*SHORT PROBLEM 1*. Recast the spatial layout entries as a JSON list of strings, one string per line, with blank lines omitted.
*** DOCUMENT EXCERPT
The function MATCH matches a natural language query AGAINST a text
collection (which is simply the columns that are covered by a FULLTEXT
index). For every row in a table it returns relevance - a similarity measure
between the text in that row (in the columns that are part of the
collection) and the query. When it is used in a WHERE clause (see example
above) the rows returned are automatically sorted with relevance decreasing.
Relevance is a non-negative floating-point number. Zero relevance means no
similarity. Relevance is computed based on the number of words in the row,
the number of unique words in that row, the total number of words in the
collection, and the number of documents (rows) that contain a particular
word.

MySQL uses a very simple parser to split text into words. A ``word'' is any
sequence of letters, numbers, `'', and `_'. Any ``word'' that is present in
the stopword list or just too short (3 characters or less) is ignored.

Every correct word in the collection and in the query is weighted, according
to its significance in the query or collection. This way, a word that is
present in many documents will have lower weight (and may even have a zero
weight), because it has lower semantic value in this particular collection.
******
*** ROWS
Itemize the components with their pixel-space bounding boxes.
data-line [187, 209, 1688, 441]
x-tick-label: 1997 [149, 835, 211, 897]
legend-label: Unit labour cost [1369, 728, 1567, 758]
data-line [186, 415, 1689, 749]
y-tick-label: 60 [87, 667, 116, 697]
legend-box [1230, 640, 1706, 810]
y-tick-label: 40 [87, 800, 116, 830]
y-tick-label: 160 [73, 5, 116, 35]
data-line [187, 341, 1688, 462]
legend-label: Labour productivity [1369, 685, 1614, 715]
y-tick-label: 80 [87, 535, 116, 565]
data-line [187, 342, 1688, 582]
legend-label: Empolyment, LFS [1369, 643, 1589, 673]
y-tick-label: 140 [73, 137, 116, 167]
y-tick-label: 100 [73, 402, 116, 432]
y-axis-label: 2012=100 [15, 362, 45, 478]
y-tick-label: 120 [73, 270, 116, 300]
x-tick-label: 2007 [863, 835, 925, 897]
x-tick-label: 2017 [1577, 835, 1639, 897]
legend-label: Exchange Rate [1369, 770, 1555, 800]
******
*SHORT PROBLEM 2*. According to the passage on MySQL full-text search, what factors is relevance computed from? List every one.

*COMPLETE ANSWER 1*.
[
  "Itemize the components with their pixel-space bounding boxes.",
  "data-line [187, 209, 1688, 441]",
  "x-tick-label: 1997 [149, 835, 211, 897]",
  "legend-label: Unit labour cost [1369, 728, 1567, 758]",
  "data-line [186, 415, 1689, 749]",
  "y-tick-label: 60 [87, 667, 116, 697]",
  "legend-box [1230, 640, 1706, 810]",
  "y-tick-label: 40 [87, 800, 116, 830]",
  "y-tick-label: 160 [73, 5, 116, 35]",
  "data-line [187, 341, 1688, 462]",
  "legend-label: Labour productivity [1369, 685, 1614, 715]",
  "y-tick-label: 80 [87, 535, 116, 565]",
  "data-line [187, 342, 1688, 582]",
  "legend-label: Empolyment, LFS [1369, 643, 1589, 673]",
  "y-tick-label: 140 [73, 137, 116, 167]",
  "y-tick-label: 100 [73, 402, 116, 432]",
  "y-axis-label: 2012=100 [15, 362, 45, 478]",
  "y-tick-label: 120 [73, 270, 116, 300]",
  "x-tick-label: 2007 [863, 835, 925, 897]",
  "x-tick-label: 2017 [1577, 835, 1639, 897]",
  "legend-label: Exchange Rate [1369, 770, 1555, 800]"
]

*COMPLETE ANSWER 2*.
- The number of words in the row
- The number of unique words in that row
- The total number of words in the collection
- The number of documents (rows) that contain a particular word